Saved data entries
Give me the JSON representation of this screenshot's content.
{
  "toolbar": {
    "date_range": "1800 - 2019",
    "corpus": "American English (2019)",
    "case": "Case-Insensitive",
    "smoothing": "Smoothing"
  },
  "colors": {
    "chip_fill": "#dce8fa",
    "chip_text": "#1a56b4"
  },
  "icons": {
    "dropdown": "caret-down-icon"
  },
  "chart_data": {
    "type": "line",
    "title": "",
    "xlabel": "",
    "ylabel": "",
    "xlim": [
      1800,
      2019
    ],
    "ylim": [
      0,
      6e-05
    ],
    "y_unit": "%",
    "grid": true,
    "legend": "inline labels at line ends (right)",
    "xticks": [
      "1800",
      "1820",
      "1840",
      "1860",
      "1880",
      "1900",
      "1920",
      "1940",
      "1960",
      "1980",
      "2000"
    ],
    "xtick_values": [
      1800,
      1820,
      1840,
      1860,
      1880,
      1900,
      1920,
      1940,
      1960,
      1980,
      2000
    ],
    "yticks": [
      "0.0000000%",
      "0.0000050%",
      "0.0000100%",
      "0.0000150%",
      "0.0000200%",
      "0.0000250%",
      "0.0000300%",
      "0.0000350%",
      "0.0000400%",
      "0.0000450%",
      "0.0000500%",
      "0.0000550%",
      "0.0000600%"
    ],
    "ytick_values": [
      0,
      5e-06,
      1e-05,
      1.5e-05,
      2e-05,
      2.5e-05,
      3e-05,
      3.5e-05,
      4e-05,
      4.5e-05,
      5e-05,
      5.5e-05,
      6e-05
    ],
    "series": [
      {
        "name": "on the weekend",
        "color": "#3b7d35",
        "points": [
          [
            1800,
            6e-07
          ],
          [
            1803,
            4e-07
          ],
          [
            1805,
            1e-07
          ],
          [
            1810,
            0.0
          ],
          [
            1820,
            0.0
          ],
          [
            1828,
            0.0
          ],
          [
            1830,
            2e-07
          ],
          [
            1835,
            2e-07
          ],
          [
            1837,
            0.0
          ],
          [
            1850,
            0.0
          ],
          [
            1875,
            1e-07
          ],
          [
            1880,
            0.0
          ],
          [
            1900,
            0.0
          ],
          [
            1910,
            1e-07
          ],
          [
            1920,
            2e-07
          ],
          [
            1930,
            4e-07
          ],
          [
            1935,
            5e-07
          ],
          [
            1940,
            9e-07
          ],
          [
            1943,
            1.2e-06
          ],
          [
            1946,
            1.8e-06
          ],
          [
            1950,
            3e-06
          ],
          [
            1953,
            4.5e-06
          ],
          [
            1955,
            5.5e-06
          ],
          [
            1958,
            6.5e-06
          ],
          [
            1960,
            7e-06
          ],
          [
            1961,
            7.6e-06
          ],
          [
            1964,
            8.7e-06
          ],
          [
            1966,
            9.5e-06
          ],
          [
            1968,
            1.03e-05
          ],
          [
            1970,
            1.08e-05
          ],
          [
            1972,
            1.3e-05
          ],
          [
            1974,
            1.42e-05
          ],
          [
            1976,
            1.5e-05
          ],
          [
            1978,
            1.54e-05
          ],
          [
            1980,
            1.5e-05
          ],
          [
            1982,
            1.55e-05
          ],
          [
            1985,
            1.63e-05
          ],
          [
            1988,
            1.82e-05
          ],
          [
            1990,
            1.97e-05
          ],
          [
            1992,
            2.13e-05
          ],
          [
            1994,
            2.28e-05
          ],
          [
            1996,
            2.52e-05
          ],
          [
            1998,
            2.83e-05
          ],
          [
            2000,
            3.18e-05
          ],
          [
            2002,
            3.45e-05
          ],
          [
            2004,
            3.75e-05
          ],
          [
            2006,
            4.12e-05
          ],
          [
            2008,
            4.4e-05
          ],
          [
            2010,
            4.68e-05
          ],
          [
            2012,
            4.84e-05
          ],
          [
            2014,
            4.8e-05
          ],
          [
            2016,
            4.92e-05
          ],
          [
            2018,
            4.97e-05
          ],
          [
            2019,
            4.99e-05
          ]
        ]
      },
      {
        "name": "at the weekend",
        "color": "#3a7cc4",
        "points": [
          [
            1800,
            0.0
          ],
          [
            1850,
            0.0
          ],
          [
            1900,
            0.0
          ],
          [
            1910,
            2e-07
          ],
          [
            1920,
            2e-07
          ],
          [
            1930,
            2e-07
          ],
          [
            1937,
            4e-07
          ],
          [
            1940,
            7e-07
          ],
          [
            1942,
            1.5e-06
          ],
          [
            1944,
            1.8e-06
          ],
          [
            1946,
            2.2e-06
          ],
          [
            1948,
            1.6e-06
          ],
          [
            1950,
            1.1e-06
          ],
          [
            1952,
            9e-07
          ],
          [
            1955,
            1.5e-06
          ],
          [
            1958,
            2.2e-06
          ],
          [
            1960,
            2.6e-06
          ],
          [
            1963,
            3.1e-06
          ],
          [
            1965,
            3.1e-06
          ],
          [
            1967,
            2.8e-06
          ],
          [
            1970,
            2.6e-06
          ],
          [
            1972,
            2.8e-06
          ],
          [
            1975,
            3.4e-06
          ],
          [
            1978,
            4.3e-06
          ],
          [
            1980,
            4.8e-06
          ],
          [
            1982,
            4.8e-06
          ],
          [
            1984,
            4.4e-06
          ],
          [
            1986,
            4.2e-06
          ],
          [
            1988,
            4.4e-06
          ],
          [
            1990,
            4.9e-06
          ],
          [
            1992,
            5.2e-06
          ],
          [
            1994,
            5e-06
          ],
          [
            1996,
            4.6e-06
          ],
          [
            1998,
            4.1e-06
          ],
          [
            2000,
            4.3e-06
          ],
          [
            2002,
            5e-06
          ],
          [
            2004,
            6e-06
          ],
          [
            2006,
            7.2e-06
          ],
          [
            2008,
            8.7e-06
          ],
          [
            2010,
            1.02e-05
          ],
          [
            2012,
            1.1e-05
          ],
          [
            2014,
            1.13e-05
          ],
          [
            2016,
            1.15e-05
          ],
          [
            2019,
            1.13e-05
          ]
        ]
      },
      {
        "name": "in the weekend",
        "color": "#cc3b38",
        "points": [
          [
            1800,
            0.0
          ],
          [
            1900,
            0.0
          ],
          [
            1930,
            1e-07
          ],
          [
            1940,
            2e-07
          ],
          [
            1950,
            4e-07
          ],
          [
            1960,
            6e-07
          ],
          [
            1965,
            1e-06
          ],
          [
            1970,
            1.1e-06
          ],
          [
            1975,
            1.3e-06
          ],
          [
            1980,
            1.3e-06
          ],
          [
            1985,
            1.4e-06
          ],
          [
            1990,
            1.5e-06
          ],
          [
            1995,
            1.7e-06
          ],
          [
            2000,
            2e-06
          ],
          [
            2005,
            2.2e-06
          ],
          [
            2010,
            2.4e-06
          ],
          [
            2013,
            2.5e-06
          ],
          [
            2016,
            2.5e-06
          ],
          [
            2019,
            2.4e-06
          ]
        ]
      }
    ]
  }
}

**YOUR INSTRUCTIONS:** Find the lines that include the string "weekend", then copy each of them.

**COMPLETE RESPONSE:**
        "name": "on the weekend",
        "name": "at the weekend",
        "name": "in the weekend",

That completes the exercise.